*WHAT IS REQUIRED*. What is the number of lines that include the word "troppo"? Provide only that figure.
_____
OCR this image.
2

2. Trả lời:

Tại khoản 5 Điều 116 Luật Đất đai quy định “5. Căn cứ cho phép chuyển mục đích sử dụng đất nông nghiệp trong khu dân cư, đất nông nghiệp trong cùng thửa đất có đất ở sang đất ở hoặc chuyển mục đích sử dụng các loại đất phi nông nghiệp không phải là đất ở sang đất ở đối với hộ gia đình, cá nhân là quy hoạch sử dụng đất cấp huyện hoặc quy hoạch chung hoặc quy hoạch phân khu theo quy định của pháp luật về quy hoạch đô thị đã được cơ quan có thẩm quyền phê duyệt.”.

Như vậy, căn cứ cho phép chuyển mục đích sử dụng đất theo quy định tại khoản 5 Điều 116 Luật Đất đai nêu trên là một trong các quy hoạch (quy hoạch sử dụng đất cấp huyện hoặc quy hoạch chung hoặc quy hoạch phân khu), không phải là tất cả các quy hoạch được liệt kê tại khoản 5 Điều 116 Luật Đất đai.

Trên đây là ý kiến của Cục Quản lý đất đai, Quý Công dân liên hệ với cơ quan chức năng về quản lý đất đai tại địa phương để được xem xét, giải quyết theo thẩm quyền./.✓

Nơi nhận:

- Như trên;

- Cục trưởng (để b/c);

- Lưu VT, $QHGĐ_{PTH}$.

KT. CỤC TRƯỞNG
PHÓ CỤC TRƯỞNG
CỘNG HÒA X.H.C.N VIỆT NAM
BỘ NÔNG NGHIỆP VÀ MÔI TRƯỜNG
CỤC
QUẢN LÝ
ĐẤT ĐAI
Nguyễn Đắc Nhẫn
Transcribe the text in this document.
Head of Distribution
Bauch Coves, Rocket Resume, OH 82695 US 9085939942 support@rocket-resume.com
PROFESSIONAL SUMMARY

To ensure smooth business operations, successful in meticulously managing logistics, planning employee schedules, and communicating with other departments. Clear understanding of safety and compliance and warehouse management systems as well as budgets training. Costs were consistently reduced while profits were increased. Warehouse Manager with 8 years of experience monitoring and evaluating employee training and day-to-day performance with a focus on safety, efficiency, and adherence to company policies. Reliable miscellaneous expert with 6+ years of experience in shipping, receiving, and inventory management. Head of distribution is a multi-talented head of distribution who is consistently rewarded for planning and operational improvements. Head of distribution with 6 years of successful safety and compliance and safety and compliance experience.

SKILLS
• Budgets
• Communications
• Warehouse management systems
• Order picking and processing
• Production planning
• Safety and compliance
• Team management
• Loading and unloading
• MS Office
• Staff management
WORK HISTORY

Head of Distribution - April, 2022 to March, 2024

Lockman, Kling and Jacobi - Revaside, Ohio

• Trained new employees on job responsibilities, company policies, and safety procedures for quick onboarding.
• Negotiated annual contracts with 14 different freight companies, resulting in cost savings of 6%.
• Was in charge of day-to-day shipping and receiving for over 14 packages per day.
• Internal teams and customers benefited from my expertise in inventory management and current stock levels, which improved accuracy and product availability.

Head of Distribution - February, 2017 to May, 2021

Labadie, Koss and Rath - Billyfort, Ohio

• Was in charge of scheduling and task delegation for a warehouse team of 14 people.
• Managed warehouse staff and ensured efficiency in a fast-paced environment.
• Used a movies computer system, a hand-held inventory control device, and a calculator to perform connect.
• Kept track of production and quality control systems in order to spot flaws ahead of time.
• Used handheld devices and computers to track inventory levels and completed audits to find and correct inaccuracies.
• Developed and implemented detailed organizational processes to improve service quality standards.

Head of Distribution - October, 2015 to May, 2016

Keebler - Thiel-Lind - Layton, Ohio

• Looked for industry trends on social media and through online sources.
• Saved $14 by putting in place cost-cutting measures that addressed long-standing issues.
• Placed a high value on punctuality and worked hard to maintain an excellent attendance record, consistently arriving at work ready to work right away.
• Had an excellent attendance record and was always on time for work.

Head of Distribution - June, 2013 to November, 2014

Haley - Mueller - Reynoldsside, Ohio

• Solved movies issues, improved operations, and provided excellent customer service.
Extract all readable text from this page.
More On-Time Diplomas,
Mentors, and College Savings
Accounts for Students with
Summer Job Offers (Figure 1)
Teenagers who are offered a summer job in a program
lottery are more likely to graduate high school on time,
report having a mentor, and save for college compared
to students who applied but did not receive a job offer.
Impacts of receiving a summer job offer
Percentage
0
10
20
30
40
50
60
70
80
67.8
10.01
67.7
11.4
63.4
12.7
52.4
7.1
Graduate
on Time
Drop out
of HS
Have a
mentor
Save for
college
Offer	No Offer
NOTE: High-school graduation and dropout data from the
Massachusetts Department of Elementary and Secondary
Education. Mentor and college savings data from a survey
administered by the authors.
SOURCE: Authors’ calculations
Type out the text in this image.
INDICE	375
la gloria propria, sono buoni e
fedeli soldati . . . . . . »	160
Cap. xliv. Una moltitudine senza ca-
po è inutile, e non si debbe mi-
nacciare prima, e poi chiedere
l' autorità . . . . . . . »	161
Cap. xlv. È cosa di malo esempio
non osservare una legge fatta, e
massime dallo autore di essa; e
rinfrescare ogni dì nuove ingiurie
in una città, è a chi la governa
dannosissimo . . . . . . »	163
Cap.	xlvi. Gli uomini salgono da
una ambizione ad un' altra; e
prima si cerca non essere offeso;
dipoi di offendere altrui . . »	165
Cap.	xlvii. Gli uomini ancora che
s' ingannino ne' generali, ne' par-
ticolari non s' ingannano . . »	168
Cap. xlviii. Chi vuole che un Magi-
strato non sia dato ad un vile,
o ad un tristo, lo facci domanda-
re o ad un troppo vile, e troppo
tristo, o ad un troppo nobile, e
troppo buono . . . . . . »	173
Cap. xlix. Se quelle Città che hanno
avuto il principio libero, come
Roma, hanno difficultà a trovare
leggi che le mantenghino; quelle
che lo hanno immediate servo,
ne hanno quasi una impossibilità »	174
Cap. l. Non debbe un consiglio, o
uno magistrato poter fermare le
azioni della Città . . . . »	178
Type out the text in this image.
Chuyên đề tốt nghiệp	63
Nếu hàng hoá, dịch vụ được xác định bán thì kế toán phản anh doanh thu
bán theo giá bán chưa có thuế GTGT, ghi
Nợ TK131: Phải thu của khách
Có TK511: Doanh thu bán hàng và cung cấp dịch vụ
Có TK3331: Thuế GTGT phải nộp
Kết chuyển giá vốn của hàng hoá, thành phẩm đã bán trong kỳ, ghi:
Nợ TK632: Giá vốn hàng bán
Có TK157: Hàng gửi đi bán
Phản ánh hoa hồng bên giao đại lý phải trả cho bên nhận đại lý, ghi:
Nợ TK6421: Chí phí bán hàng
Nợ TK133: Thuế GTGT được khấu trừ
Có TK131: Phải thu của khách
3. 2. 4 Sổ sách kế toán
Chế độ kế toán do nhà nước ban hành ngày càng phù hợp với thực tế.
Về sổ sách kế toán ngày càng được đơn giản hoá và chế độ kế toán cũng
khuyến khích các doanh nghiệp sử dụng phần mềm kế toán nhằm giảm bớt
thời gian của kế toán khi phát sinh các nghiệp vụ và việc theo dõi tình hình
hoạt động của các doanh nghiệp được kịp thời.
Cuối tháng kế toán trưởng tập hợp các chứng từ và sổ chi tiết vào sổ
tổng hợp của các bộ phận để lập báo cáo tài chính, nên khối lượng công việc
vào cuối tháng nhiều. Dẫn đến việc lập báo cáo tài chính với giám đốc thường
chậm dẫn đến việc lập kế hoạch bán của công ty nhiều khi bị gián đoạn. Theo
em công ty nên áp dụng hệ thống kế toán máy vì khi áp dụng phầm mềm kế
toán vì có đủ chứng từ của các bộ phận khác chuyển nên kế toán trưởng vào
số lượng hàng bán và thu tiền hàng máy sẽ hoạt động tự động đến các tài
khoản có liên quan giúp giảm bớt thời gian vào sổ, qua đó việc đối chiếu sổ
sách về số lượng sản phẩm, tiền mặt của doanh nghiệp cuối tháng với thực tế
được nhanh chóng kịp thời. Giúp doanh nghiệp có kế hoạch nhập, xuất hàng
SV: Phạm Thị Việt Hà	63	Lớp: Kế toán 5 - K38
_____
*ANSWER*. 3